WRITTEN PROBLEM: Can you write out all of the material below, word for word?
======
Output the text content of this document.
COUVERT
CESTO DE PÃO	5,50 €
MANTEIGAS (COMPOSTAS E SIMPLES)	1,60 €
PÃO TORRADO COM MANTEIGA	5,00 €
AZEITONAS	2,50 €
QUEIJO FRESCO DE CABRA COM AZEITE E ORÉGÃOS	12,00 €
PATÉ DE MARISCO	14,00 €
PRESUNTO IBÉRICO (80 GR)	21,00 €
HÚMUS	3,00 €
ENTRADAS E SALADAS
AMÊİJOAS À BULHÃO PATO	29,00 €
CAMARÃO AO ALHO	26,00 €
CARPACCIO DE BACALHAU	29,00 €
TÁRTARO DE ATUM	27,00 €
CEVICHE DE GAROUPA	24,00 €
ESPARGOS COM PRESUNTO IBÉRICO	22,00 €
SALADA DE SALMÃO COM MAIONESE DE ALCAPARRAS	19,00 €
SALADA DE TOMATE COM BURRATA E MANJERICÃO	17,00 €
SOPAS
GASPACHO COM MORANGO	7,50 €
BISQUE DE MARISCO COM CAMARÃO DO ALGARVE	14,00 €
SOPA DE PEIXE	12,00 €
======
PROBLEM SOLUTION:
Output the text content of this document.
COUVERT
CESTO DE PÃO	5,50 €
MANTEIGAS (COMPOSTAS E SIMPLES)	1,60 €
PÃO TORRADO COM MANTEIGA	5,00 €
AZEITONAS	2,50 €
QUEIJO FRESCO DE CABRA COM AZEITE E ORÉGÃOS	12,00 €
PATÉ DE MARISCO	14,00 €
PRESUNTO IBÉRICO (80 GR)	21,00 €
HÚMUS	3,00 €
ENTRADAS E SALADAS
AMÊİJOAS À BULHÃO PATO	29,00 €
CAMARÃO AO ALHO	26,00 €
CARPACCIO DE BACALHAU	29,00 €
TÁRTARO DE ATUM	27,00 €
CEVICHE DE GAROUPA	24,00 €
ESPARGOS COM PRESUNTO IBÉRICO	22,00 €
SALADA DE SALMÃO COM MAIONESE DE ALCAPARRAS	19,00 €
SALADA DE TOMATE COM BURRATA E MANJERICÃO	17,00 €
SOPAS
GASPACHO COM MORANGO	7,50 €
BISQUE DE MARISCO COM CAMARÃO DO ALGARVE	14,00 €
SOPA DE PEIXE	12,00 €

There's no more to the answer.